(DOCUMENT EXTRACT):
** begin **
We have seen over the course of the last months the way that independent, non-accountable, non-elected body has imposed its decisions on people in our communities. I happen to think they're also the decisions of the government, but the government likes to pretend they aren't when the decisions are ones the community doesn't like. We've got it again: the Education Improvement Commission.

I could take the time today, and I just may take the time, to go into the specifics, because this is the bulk of the legislation. These pages that set up the Education Improvement Commission are really the bulk of this legislation that's here for debate, setting out the responsibilities of the Education Improvement Commission, which shall basically "oversee the transition to the new system of education governance in Ontario."

They're going to do things like "coordinate processes relating to elections of members of district school boards and elections of members of school authorities...." That's how a trustee is going to be elected.

They're going to "identify issues relating to the establishment of French-language district school boards that should, in the opinion of the commission, be addressed and consider and make recommendations to the minister on those issues."

They are going to "identify issues that should, in the opinion of the commission, be addressed, relating to representation on district...boards of the interests of members of bands in respect of which there is agreement under this act to provide instruction to pupils who are Indians within the meaning of the Indian Act...." There was certainly no time to think about where native education would fit into this new, amalgamated board, so the Education Improvement Commission is going to do that.

They're going to "identify other key issues that should, in the opinion of the commission, be addressed, including but not limited to issues relating to the distribution of the assets and liabilities of existing boards and the transfer of staff of existing boards" -- a sweeping power to determine the future of school board employees in this province.

They are going to "consider, conduct research, facilitate discussion and make recommendations to the minister on the feasibility of increasing parental involvement in educational governance." That's parent councils. This government, which is about to fundamentally change the nature of elected representative government for education and replace it with parent councils, has not even decided what the role of parent councils is going to be. The Education Improvement Commission, this all-wise body of people to be appointed by the government, is going to decide whether indeed it is feasible to have parent councils and what their roles should be.

Does this government take any responsibility for planning, or is the need to have a political spin document out on Monday so great that they can't take the time to do any of their own thinking or planning at all?

There are further transitional controls the Education Improvement Commission is given, and they include -- I find this really quite alarming -- the review of the 1997 school board budgets in order to "amend and approve them when the commission considers it appropriate." Fundamental decisions about spending that are to take place during this transitional period are to be made by a group of people appointed by the government with no direct electoral accountability, and I believe that is truly undemocratic: the spending of taxpayers' money by a group of people who will be appointed by the minister, with the government taking no responsibility, and being given that power over and above the power that is currently in the legislation assigned to school trustees who are elected by their electors to spend the property tax dollars they have raised.
** end **
(REQUIREMENT A): In the records, copy out every line from the one containing "- top-header: 排单系统-管理后台" down to the one containing "- cell-name: Отель", both included, exactly as they appear.

(RECORDS FOR THE TASK):
** begin **
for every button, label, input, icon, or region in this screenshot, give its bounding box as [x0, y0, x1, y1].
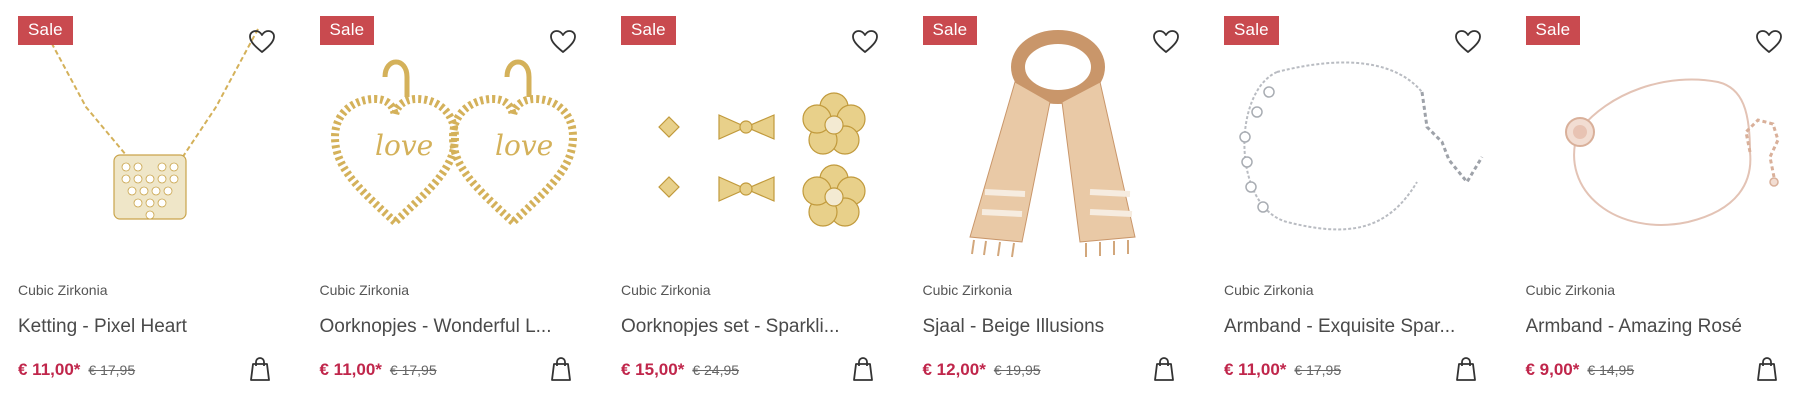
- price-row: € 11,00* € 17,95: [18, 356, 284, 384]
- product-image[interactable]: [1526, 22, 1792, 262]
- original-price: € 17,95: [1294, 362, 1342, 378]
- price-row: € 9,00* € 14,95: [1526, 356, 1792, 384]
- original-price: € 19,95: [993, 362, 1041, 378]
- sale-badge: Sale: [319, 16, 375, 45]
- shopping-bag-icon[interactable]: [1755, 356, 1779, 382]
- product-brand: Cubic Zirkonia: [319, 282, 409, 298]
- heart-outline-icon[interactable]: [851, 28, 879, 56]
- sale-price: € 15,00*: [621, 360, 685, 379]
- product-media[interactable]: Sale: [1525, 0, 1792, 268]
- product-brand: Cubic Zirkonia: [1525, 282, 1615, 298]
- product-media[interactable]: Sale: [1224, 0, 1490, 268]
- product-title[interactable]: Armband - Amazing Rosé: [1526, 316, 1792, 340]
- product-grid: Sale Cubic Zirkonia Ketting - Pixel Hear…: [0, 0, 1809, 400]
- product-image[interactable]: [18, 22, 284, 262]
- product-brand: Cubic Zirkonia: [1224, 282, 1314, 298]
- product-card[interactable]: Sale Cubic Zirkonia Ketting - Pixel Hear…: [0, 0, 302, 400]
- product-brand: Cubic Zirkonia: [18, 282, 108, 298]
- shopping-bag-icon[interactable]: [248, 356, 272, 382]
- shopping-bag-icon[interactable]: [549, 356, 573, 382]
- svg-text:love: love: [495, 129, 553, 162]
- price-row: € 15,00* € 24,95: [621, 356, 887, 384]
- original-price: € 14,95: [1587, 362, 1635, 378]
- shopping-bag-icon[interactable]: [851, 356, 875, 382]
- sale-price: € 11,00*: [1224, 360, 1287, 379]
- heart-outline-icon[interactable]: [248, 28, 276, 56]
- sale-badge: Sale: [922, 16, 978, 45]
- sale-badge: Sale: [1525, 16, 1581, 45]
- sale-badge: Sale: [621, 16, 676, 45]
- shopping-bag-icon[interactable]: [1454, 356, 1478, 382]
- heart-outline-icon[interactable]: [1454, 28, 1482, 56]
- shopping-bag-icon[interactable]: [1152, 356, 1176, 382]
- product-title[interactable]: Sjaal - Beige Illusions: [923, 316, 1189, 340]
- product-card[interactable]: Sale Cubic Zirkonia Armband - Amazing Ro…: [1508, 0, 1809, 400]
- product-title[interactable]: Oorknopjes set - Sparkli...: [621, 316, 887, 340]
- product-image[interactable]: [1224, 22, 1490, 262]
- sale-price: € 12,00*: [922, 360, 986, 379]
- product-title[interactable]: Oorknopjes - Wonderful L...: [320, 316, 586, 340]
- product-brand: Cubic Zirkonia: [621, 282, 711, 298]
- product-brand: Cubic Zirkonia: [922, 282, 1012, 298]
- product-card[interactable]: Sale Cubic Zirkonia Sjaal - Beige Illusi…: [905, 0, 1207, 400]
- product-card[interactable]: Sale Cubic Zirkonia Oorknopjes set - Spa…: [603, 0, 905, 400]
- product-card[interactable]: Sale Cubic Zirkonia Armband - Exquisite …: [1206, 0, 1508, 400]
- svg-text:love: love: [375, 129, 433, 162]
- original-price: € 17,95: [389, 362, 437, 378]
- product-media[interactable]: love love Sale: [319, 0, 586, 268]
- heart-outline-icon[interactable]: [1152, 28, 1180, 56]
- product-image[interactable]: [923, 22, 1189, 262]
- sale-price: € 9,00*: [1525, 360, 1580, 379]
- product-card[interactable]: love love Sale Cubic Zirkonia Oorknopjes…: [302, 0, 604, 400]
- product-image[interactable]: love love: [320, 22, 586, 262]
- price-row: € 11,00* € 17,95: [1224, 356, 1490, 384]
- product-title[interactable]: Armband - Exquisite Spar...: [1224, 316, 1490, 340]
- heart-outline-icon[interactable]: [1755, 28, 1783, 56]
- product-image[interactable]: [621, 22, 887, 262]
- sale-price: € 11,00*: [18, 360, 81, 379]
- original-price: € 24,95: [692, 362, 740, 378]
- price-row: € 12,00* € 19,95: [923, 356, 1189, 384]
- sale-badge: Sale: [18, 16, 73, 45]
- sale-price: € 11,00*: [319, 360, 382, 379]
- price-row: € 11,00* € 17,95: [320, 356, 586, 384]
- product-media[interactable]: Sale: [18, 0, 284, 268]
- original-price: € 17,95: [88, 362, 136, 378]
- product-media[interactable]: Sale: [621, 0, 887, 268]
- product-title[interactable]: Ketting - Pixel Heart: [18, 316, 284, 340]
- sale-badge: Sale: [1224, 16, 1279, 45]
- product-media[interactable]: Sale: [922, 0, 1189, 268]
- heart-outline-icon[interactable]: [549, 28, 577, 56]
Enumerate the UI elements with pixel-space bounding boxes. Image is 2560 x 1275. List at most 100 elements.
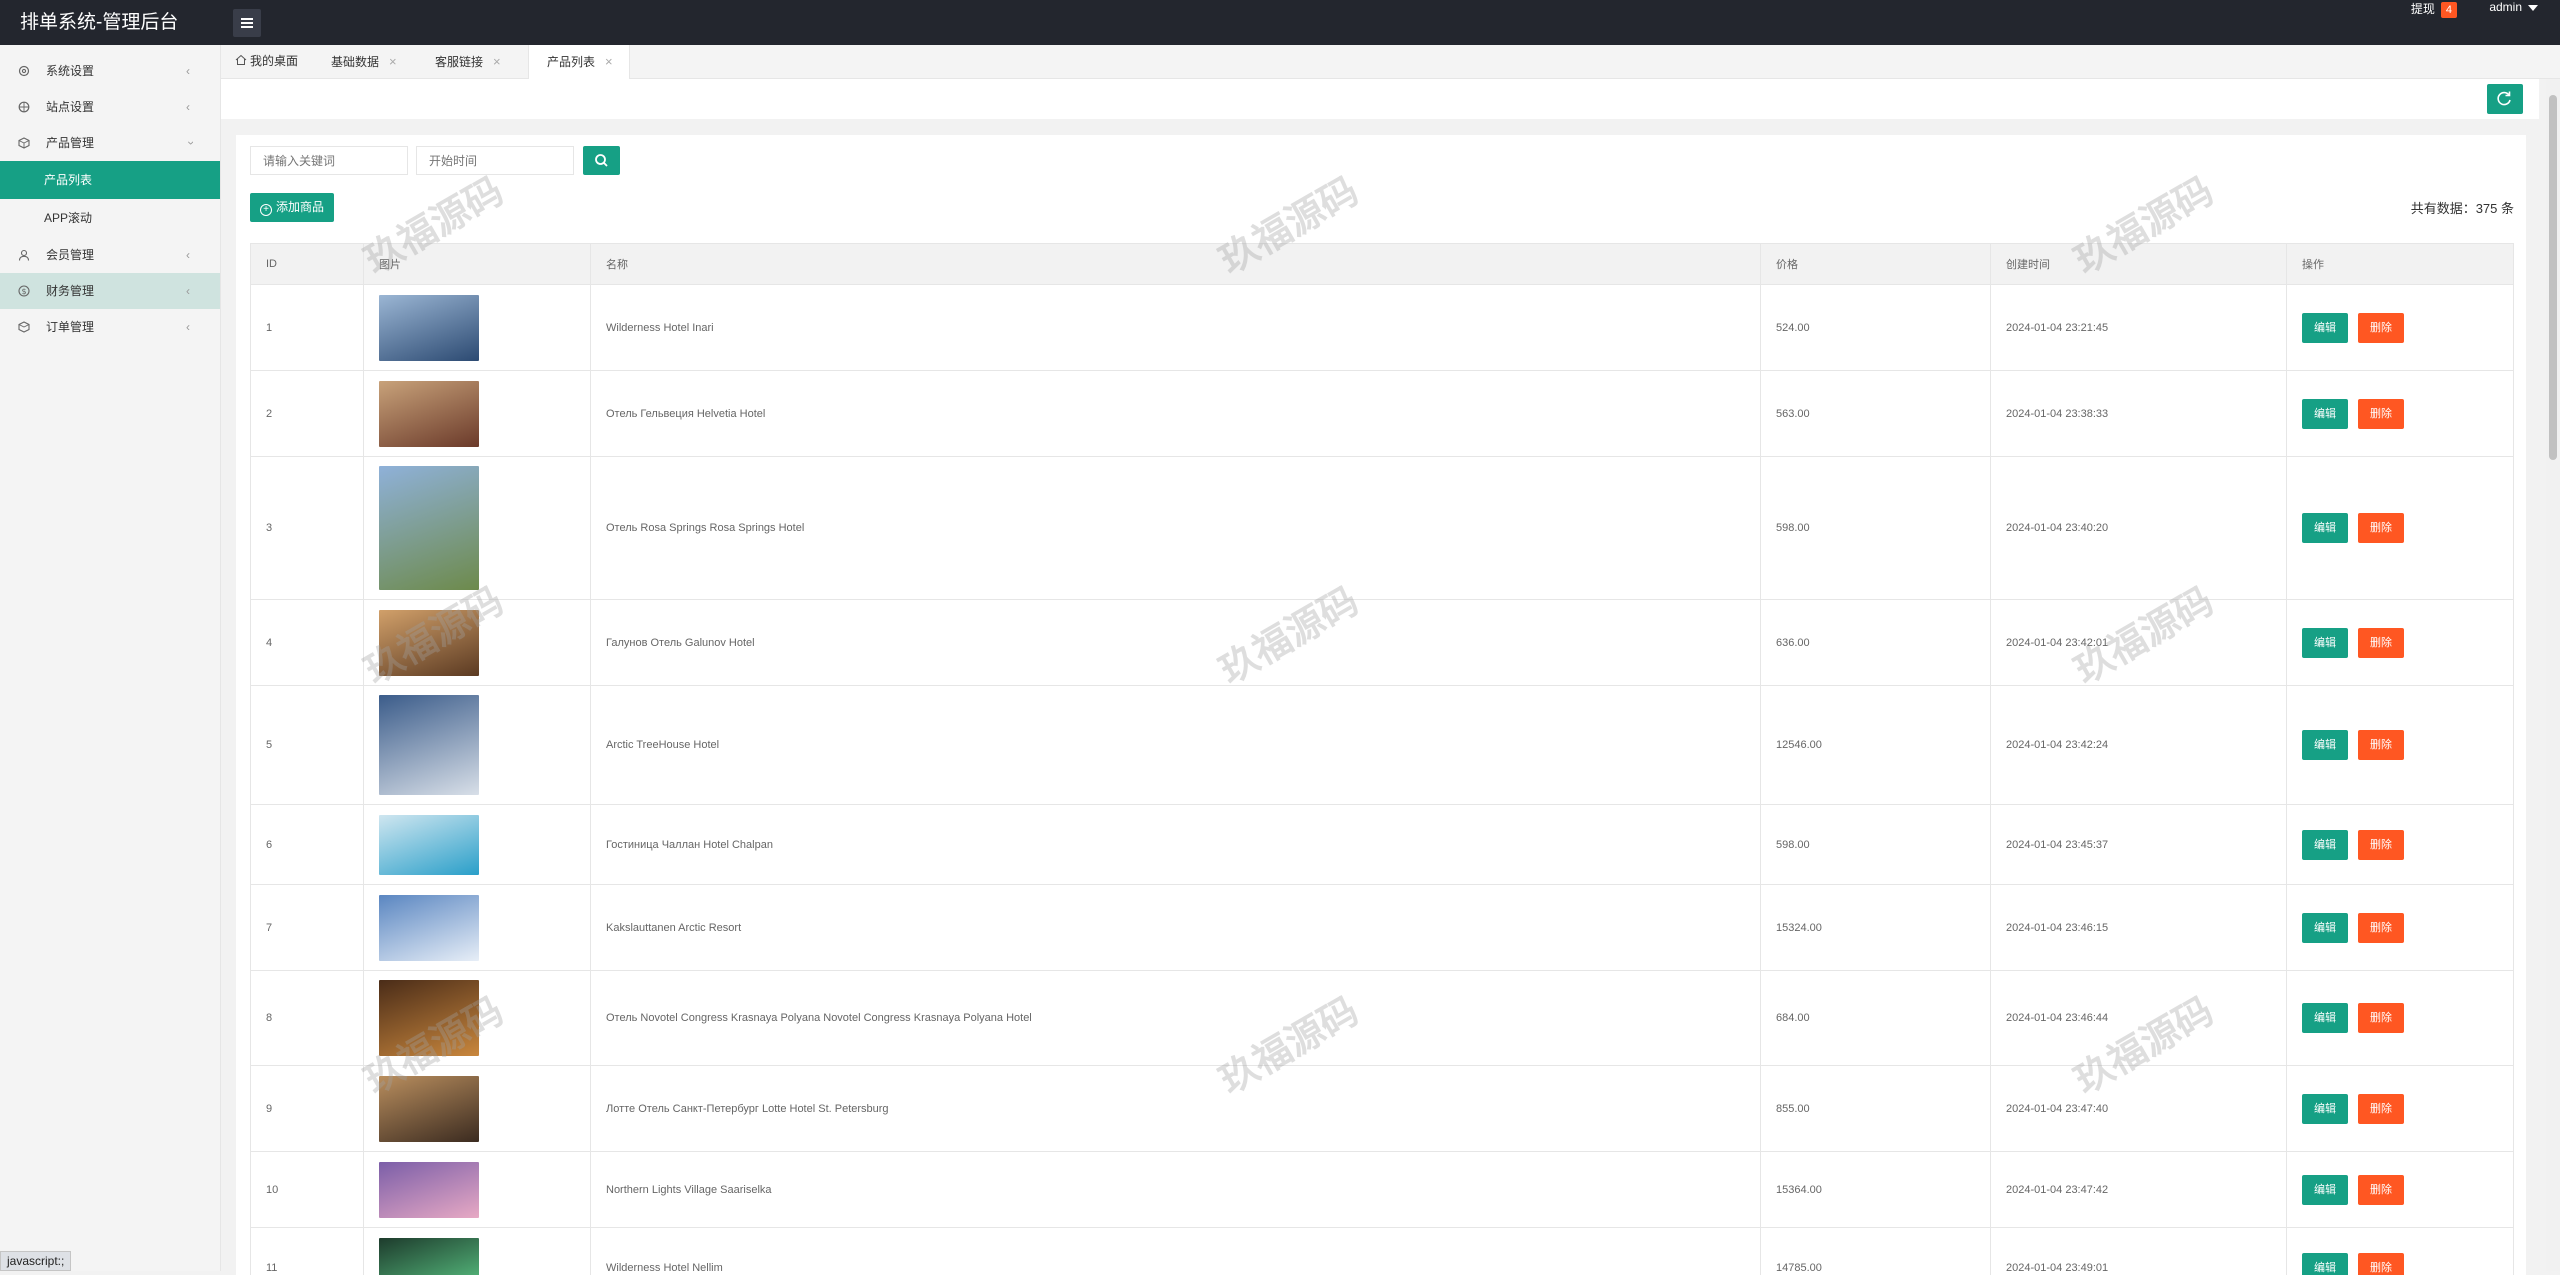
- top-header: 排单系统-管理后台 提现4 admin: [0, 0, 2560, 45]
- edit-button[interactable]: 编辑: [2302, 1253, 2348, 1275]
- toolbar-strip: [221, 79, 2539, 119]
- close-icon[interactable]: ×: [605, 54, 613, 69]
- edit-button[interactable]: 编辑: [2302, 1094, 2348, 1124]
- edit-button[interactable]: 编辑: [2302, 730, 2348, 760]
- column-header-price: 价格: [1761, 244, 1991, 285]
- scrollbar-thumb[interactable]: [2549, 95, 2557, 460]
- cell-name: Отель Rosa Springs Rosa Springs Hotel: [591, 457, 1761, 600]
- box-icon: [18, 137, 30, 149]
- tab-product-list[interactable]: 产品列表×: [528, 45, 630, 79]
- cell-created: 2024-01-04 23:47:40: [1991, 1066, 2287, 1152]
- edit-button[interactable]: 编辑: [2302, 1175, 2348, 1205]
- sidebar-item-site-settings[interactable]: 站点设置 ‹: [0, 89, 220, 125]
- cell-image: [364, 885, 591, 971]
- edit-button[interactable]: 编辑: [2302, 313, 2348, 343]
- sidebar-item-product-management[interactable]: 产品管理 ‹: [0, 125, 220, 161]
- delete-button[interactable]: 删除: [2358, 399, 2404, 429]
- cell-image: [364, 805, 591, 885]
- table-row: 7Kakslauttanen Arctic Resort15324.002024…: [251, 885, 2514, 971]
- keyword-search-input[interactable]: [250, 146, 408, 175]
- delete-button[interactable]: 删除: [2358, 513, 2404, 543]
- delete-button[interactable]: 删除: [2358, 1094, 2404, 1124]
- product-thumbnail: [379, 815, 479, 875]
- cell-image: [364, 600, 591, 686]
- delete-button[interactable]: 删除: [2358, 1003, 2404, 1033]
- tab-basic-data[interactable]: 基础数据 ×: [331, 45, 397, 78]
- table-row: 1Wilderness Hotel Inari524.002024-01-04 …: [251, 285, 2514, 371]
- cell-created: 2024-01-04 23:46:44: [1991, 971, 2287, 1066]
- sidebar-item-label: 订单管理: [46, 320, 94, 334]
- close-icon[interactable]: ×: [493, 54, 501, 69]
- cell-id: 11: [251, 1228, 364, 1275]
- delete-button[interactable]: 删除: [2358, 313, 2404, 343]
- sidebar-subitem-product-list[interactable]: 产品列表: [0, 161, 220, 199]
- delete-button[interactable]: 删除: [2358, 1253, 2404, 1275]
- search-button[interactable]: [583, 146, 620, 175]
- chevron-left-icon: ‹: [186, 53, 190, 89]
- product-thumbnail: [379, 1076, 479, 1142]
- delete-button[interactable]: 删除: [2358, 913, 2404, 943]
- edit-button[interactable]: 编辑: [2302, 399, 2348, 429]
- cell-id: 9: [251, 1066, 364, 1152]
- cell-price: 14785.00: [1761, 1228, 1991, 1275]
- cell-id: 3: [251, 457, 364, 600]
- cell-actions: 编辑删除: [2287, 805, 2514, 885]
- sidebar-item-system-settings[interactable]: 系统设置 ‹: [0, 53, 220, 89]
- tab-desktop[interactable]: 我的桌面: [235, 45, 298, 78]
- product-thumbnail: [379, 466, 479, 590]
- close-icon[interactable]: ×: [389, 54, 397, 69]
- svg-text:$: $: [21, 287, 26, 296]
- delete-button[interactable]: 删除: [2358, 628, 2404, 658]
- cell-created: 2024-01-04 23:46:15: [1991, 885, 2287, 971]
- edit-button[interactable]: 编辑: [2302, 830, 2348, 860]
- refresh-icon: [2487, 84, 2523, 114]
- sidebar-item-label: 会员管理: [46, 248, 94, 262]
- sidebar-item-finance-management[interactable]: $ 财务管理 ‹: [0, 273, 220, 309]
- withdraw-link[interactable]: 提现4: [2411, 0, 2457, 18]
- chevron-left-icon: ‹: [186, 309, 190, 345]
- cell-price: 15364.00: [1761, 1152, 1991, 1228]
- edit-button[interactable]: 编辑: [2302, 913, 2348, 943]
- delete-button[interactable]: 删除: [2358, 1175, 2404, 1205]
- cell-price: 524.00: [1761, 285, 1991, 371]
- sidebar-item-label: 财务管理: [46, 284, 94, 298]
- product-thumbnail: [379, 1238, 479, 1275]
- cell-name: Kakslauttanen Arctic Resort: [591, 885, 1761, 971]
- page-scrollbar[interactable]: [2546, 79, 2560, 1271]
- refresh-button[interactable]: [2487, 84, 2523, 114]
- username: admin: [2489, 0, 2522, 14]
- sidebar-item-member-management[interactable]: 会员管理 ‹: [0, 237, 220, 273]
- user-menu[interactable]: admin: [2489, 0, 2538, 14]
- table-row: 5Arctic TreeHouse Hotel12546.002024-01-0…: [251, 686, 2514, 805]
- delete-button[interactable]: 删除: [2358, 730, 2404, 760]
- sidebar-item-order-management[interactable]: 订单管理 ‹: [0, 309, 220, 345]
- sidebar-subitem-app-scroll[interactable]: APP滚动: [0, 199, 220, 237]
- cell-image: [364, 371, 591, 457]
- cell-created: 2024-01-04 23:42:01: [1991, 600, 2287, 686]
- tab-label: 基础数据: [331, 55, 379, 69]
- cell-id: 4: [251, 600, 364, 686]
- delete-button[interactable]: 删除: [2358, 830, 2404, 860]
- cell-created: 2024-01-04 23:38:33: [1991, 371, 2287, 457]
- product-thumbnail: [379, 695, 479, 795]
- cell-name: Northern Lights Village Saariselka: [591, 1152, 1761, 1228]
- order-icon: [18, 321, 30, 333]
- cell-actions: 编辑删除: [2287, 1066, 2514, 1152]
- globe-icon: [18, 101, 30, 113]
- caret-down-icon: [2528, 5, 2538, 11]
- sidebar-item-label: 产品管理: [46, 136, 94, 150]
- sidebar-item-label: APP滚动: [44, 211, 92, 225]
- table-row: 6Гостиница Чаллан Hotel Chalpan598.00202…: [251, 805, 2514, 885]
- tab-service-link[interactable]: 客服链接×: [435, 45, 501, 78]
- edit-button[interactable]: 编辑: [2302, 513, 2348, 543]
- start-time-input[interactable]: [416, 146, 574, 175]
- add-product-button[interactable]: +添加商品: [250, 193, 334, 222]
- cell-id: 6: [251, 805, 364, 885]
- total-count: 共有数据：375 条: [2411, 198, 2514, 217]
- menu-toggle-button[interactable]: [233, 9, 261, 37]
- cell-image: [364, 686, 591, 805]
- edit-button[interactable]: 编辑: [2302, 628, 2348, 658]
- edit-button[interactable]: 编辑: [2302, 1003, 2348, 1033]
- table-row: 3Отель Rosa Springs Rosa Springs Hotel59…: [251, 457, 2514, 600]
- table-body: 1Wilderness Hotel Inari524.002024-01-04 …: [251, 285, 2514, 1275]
** end **
(REQUIREMENT B): In the Ontario education debate excerpt, which budgets can the Education Improvement Commission review, amend and approve?

(FINISHED ANSWER A):
- top-header: 排单系统-管理后台 提现4 admin: [0, 0, 2560, 45]
- edit-button[interactable]: 编辑: [2302, 1253, 2348, 1275]
- toolbar-strip: [221, 79, 2539, 119]
- close-icon[interactable]: ×: [605, 54, 613, 69]
- edit-button[interactable]: 编辑: [2302, 1094, 2348, 1124]
- edit-button[interactable]: 编辑: [2302, 730, 2348, 760]
- column-header-price: 价格: [1761, 244, 1991, 285]
- scrollbar-thumb[interactable]: [2549, 95, 2557, 460]
- cell-name: Отель Rosa Springs Rosa Springs Hotel: [591, 457, 1761, 600]

(FINISHED ANSWER B): The 1997 school board budgets.